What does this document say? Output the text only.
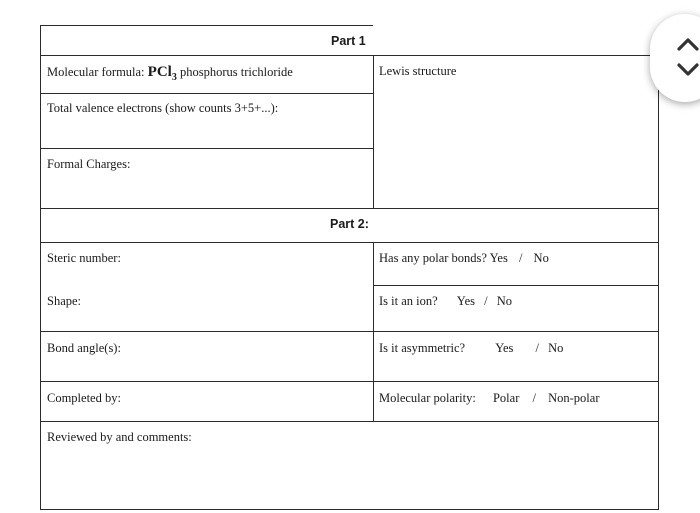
Part 1
Molecular formula: PCl$_3$ phosphorus trichloride	Lewis structure
Total valence electrons (show counts 3+5+...):
Formal Charges:
Part 2:
Steric number:
Shape:
Bond angle(s):
Completed by:
Has any polar bonds? Yes / No
Is it an ion? Yes / No
Is it asymmetric? Yes / No
Molecular polarity: Polar / Non-polar
Reviewed by and comments:
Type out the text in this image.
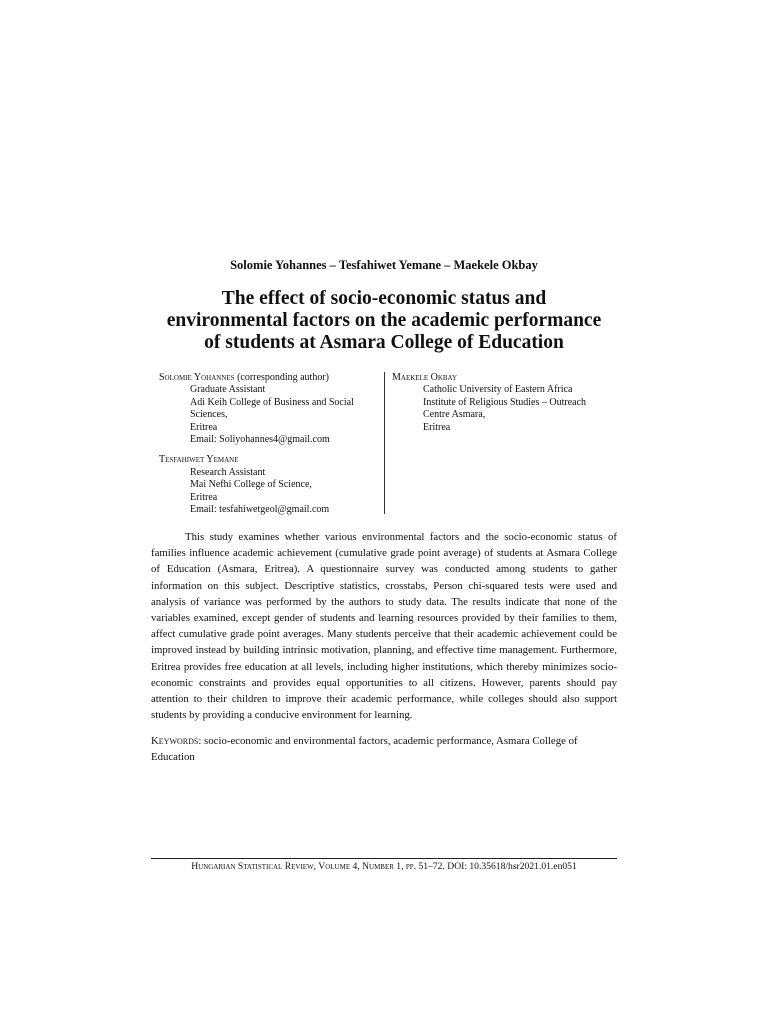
Solomie Yohannes – Tesfahiwet Yemane – Maekele Okbay
The effect of socio-economic status and
environmental factors on the academic performance
of students at Asmara College of Education
Solomie Yohannes (corresponding author)
Graduate Assistant
Adi Keih College of Business and Social
Sciences,
Eritrea
Email: Soliyohannes4@gmail.com
Tesfahiwet Yemane
Research Assistant
Mai Nefhi College of Science,
Eritrea
Email: tesfahiwetgeol@gmail.com
Maekele Okbay
Catholic University of Eastern Africa
Institute of Religious Studies – Outreach
Centre Asmara,
Eritrea

This study examines whether various environmental factors and the socio-economic status of families influence academic achievement (cumulative grade point average) of students at Asmara College of Education (Asmara, Eritrea). A questionnaire survey was conducted among students to gather information on this subject. Descriptive statistics, crosstabs, Person chi-squared tests were used and analysis of variance was performed by the authors to study data. The results indicate that none of the variables examined, except gender of students and learning resources provided by their families to them, affect cumulative grade point averages. Many students perceive that their academic achievement could be improved instead by building intrinsic motivation, planning, and effective time management. Furthermore, Eritrea provides free education at all levels, including higher institutions, which thereby minimizes socio-economic constraints and provides equal opportunities to all citizens. However, parents should pay attention to their children to improve their academic performance, while colleges should also support students by providing a conducive environment for learning.

Keywords: socio-economic and environmental factors, academic performance, Asmara College of Education

Hungarian Statistical Review, Volume 4, Number 1, pp. 51–72. DOI: 10.35618/hsr2021.01.en051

# SHORT TASK:
Return to the listing above and set it down exactly, leaving out its pictures.

# THE RESULT:
What does this document say? Output the text only.
Part 1
Molecular formula: PCl$_3$ phosphorus trichloride	Lewis structure
Total valence electrons (show counts 3+5+...):
Formal Charges:
Part 2:
Steric number:
Shape:
Bond angle(s):
Completed by:
Has any polar bonds? Yes / No
Is it an ion? Yes / No
Is it asymmetric? Yes / No
Molecular polarity: Polar / Non-polar
Reviewed by and comments:
Type out the text in this image.
Solomie Yohannes – Tesfahiwet Yemane – Maekele Okbay
The effect of socio-economic status and
environmental factors on the academic performance
of students at Asmara College of Education
Solomie Yohannes (corresponding author)
Graduate Assistant
Adi Keih College of Business and Social
Sciences,
Eritrea
Email: Soliyohannes4@gmail.com
Tesfahiwet Yemane
Research Assistant
Mai Nefhi College of Science,
Eritrea
Email: tesfahiwetgeol@gmail.com
Maekele Okbay
Catholic University of Eastern Africa
Institute of Religious Studies – Outreach
Centre Asmara,
Eritrea

This study examines whether various environmental factors and the socio-economic status of families influence academic achievement (cumulative grade point average) of students at Asmara College of Education (Asmara, Eritrea). A questionnaire survey was conducted among students to gather information on this subject. Descriptive statistics, crosstabs, Person chi-squared tests were used and analysis of variance was performed by the authors to study data. The results indicate that none of the variables examined, except gender of students and learning resources provided by their families to them, affect cumulative grade point averages. Many students perceive that their academic achievement could be improved instead by building intrinsic motivation, planning, and effective time management. Furthermore, Eritrea provides free education at all levels, including higher institutions, which thereby minimizes socio-economic constraints and provides equal opportunities to all citizens. However, parents should pay attention to their children to improve their academic performance, while colleges should also support students by providing a conducive environment for learning.

Keywords: socio-economic and environmental factors, academic performance, Asmara College of Education

Hungarian Statistical Review, Volume 4, Number 1, pp. 51–72. DOI: 10.35618/hsr2021.01.en051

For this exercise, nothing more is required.